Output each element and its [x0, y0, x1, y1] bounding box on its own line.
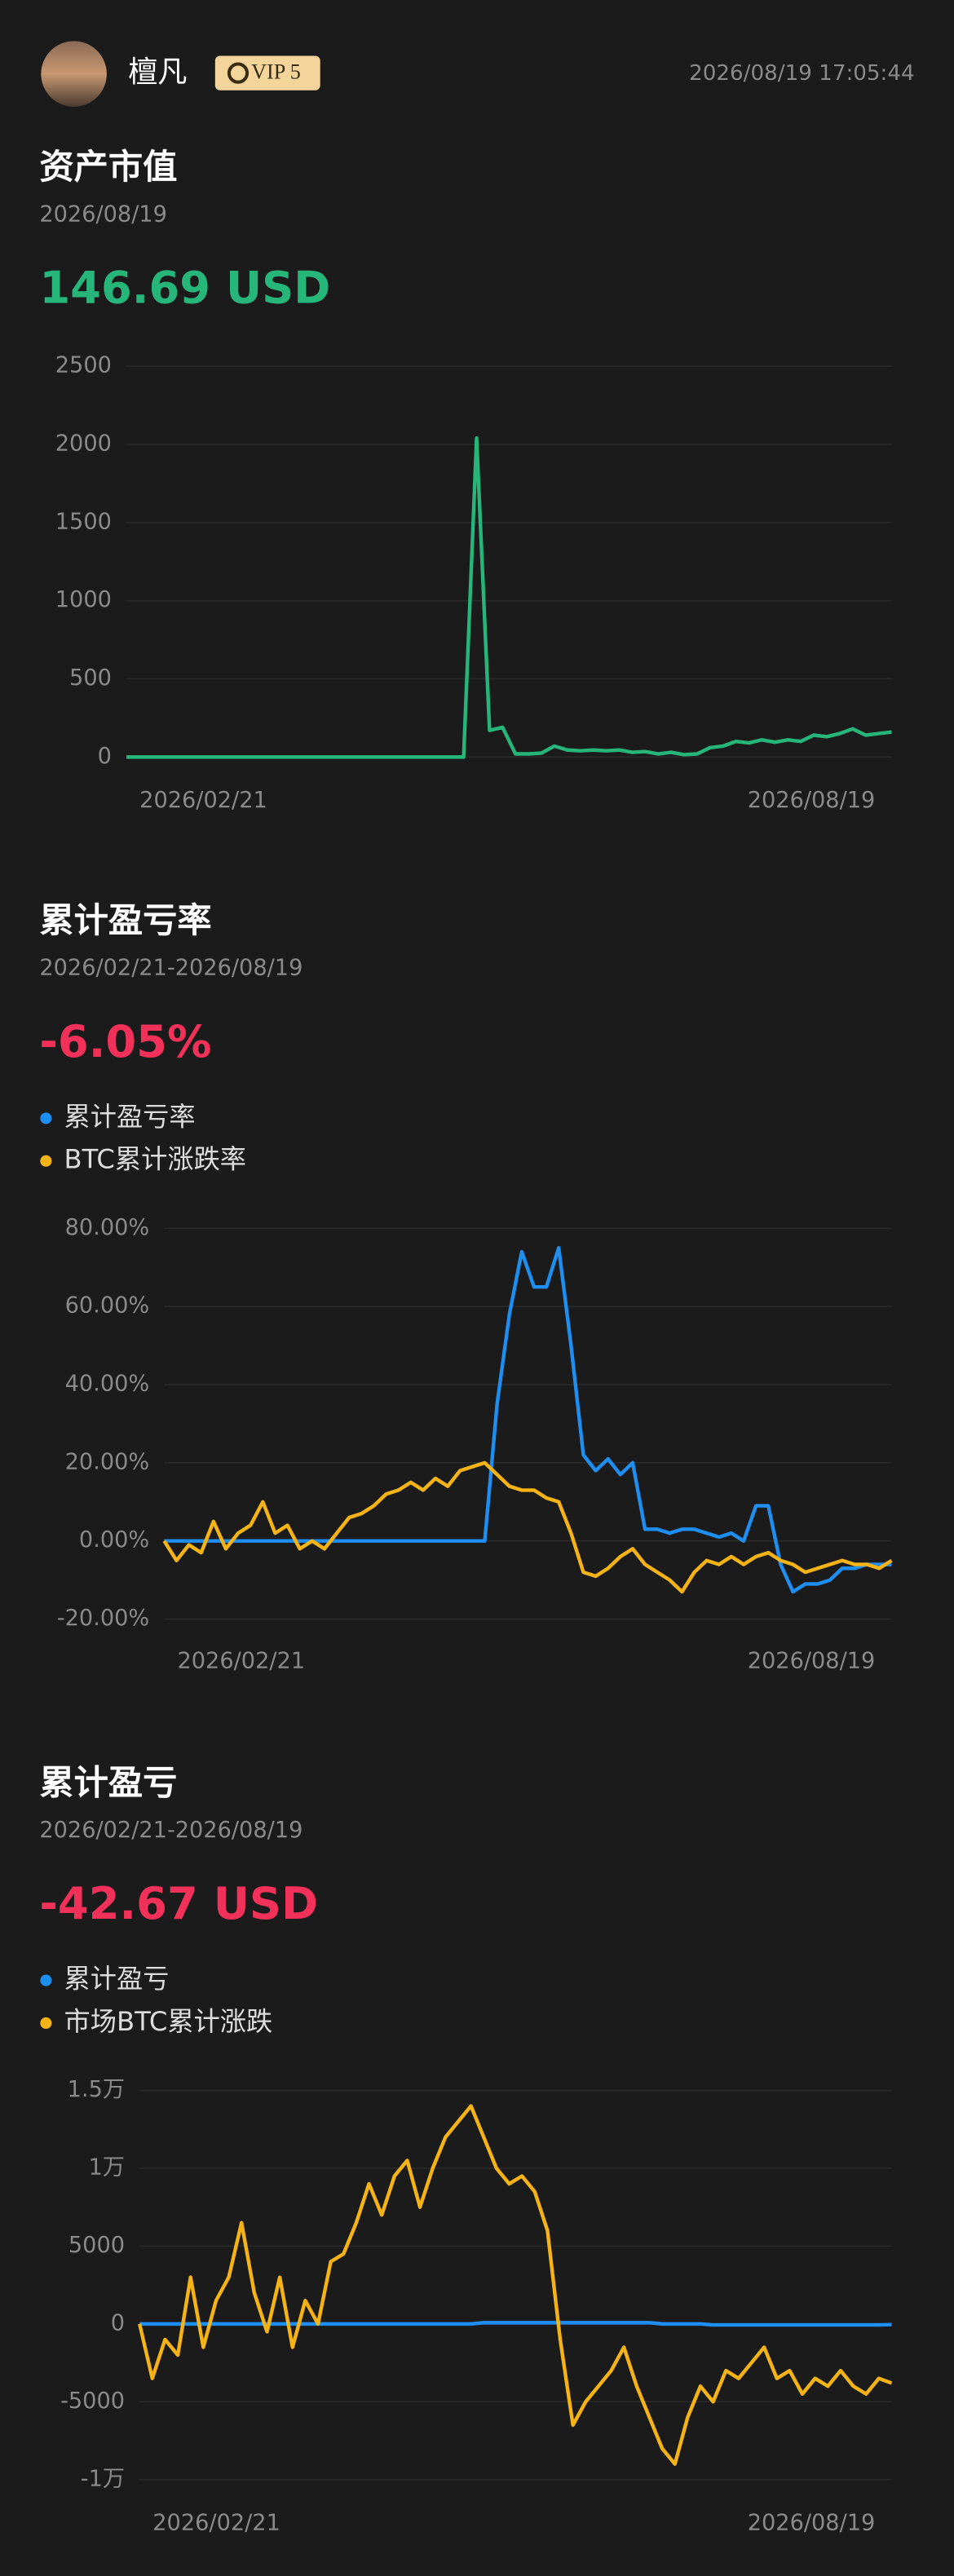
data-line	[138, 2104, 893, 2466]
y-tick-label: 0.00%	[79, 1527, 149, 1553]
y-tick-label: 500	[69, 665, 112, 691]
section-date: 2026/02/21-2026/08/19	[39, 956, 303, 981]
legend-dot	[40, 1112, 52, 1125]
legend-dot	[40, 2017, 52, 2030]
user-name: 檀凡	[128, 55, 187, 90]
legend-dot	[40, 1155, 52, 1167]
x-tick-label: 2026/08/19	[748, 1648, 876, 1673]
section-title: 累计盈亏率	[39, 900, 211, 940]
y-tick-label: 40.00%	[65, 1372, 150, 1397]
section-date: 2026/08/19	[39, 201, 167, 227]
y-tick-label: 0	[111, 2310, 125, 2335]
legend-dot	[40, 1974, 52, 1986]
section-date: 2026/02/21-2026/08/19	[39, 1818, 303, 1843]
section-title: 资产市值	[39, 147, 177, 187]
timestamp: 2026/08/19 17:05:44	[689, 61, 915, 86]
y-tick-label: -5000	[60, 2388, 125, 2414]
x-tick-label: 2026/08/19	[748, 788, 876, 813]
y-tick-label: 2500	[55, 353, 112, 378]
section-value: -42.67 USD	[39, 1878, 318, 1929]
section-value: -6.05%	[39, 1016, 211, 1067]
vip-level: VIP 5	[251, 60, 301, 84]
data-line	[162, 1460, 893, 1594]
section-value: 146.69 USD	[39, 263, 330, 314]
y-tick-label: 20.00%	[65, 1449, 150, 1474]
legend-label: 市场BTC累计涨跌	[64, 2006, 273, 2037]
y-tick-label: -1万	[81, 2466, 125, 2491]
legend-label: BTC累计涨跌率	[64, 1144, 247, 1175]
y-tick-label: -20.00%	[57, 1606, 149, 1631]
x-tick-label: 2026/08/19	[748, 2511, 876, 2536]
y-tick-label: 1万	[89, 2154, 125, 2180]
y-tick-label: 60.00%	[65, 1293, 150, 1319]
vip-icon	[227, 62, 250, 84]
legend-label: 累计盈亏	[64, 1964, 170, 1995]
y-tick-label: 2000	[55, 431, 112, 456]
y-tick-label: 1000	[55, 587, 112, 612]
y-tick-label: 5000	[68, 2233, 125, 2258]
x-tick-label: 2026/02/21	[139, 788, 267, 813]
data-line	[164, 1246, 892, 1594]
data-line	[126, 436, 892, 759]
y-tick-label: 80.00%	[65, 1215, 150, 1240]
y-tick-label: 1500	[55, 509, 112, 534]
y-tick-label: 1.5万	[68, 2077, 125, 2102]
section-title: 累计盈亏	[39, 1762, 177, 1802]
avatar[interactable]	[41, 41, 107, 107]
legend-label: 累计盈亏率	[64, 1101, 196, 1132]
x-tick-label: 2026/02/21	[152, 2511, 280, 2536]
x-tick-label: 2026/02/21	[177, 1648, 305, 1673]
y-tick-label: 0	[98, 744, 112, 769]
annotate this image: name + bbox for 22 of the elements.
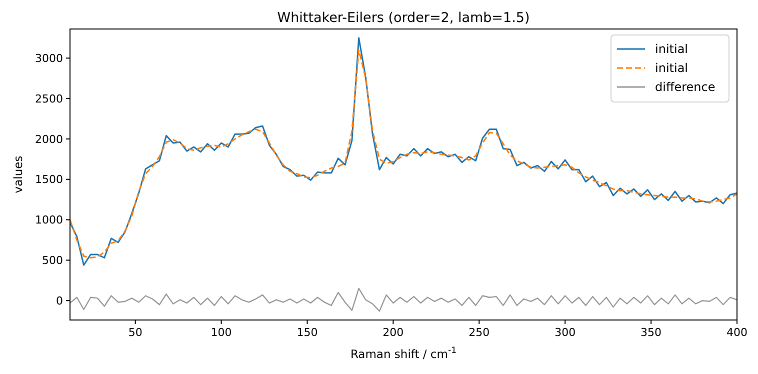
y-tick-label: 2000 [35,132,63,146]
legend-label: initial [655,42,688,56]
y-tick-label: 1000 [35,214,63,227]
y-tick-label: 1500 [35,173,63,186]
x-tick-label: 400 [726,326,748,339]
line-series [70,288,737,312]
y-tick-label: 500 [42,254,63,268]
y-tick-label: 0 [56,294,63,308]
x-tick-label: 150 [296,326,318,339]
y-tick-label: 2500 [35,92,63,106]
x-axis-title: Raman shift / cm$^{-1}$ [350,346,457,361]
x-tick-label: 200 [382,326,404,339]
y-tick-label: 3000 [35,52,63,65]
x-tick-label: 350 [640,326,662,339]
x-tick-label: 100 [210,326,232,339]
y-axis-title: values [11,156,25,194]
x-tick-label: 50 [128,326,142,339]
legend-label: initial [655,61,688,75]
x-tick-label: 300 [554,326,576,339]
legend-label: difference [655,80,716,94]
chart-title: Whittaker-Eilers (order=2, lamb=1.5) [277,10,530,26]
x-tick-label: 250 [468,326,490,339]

**Exercise brief**
Turn every line of the records above into a single numbered list, skipping blank lines and leaving out the pictures.

**The answer**
1. Output each element and its [x0, y0, x1, y1] bounding box on its own line.
2. data-line	[138, 2104, 893, 2466]
3. y-tick-label: 0.00%	[79, 1527, 149, 1553]
4. y-tick-label: 500	[69, 665, 112, 691]
5. section-date: 2026/02/21-2026/08/19	[39, 956, 303, 981]
6. legend-dot	[40, 1112, 52, 1125]
7. legend-dot	[40, 2017, 52, 2030]
8. user-name: 檀凡	[128, 55, 187, 90]
9. legend-dot	[40, 1155, 52, 1167]
10. x-tick-label: 2026/08/19	[748, 1648, 876, 1673]
11. section-title: 累计盈亏率	[39, 900, 211, 940]
12. y-tick-label: 40.00%	[65, 1372, 150, 1397]
13. section-date: 2026/08/19	[39, 201, 167, 227]
14. y-tick-label: 0	[111, 2310, 125, 2335]
15. legend-dot	[40, 1974, 52, 1986]
16. section-date: 2026/02/21-2026/08/19	[39, 1818, 303, 1843]
17. section-title: 资产市值	[39, 147, 177, 187]
18. timestamp: 2026/08/19 17:05:44	[689, 61, 915, 86]
19. y-tick-label: -5000	[60, 2388, 125, 2414]
20. x-tick-label: 2026/08/19	[748, 788, 876, 813]
21. y-tick-label: 2500	[55, 353, 112, 378]
22. section-value: -42.67 USD	[39, 1878, 318, 1929]
23. section-value: -6.05%	[39, 1016, 211, 1067]
24. vip-level: VIP 5	[251, 60, 301, 84]
25. data-line	[162, 1460, 893, 1594]
26. section-value: 146.69 USD	[39, 263, 330, 314]
27. y-tick-label: 20.00%	[65, 1449, 150, 1474]
28. legend-label: 市场BTC累计涨跌	[64, 2006, 273, 2037]
29. y-tick-label: -1万	[81, 2466, 125, 2491]
30. legend-label: BTC累计涨跌率	[64, 1144, 247, 1175]
31. y-tick-label: -20.00%	[57, 1606, 149, 1631]
32. x-tick-label: 2026/08/19	[748, 2511, 876, 2536]
33. y-tick-label: 1万	[89, 2154, 125, 2180]
34. y-tick-label: 60.00%	[65, 1293, 150, 1319]
35. vip-icon	[227, 62, 250, 84]
36. legend-label: 累计盈亏	[64, 1964, 170, 1995]
37. y-tick-label: 2000	[55, 431, 112, 456]
38. y-tick-label: 1000	[55, 587, 112, 612]
39. y-tick-label: 5000	[68, 2233, 125, 2258]
40. x-tick-label: 2026/02/21	[139, 788, 267, 813]
41. data-line	[164, 1246, 892, 1594]
42. data-line	[126, 436, 892, 759]
43. y-tick-label: 80.00%	[65, 1215, 150, 1240]
44. y-tick-label: 1500	[55, 509, 112, 534]
45. y-tick-label: 1.5万	[68, 2077, 125, 2102]
46. section-title: 累计盈亏	[39, 1762, 177, 1802]
47. avatar[interactable]	[41, 41, 107, 107]
48. legend-label: 累计盈亏率	[64, 1101, 196, 1132]
49. x-tick-label: 2026/02/21	[152, 2511, 280, 2536]
50. x-tick-label: 2026/02/21	[177, 1648, 305, 1673]
51. y-tick-label: 0	[98, 744, 112, 769]
52. annotate this image: name + bbox for 22 of the elements.
53. y-tick-label: 2000 [35,132,63,146]
54. legend-label: initial [655,42,688,56]
55. y-tick-label: 1000 [35,214,63,227]
56. y-tick-label: 1500 [35,173,63,186]
57. x-tick-label: 400 [726,326,748,339]
58. line-series [70,288,737,312]
59. y-tick-label: 500 [42,254,63,268]
60. y-tick-label: 0 [56,294,63,308]
61. x-tick-label: 150 [296,326,318,339]
62. y-tick-label: 2500 [35,92,63,106]
63. x-axis-title: Raman shift / cm$^{-1}$ [350,346,457,361]
64. x-tick-label: 200 [382,326,404,339]
65. y-tick-label: 3000 [35,52,63,65]
66. x-tick-label: 350 [640,326,662,339]
67. x-tick-label: 100 [210,326,232,339]
68. y-axis-title: values [11,156,25,194]
69. x-tick-label: 50 [128,326,142,339]
70. legend-label: initial [655,61,688,75]
71. x-tick-label: 300 [554,326,576,339]
72. legend-label: difference [655,80,716,94]
73. chart-title: Whittaker-Eilers (order=2, lamb=1.5) [277,10,530,26]
74. x-tick-label: 250 [468,326,490,339]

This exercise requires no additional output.